* _Material supplied_
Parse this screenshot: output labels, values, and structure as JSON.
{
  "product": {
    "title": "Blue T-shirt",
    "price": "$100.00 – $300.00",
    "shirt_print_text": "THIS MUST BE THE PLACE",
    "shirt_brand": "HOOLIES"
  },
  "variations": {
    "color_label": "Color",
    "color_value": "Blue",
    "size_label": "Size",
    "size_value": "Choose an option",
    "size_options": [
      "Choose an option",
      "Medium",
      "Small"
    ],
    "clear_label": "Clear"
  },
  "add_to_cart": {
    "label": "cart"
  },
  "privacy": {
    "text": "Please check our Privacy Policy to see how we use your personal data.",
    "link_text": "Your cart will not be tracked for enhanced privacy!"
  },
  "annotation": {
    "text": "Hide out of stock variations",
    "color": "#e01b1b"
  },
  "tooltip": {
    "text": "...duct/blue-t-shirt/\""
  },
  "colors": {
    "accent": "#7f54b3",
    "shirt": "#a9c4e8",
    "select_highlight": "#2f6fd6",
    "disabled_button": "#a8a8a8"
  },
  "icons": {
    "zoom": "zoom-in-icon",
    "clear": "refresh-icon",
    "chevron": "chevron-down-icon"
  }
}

* _Task brief_
In the entries above, find every line holding the word "Choose" and copy it out.

* _Output of the exercise_
    "size_value": "Choose an option",
      "Choose an option",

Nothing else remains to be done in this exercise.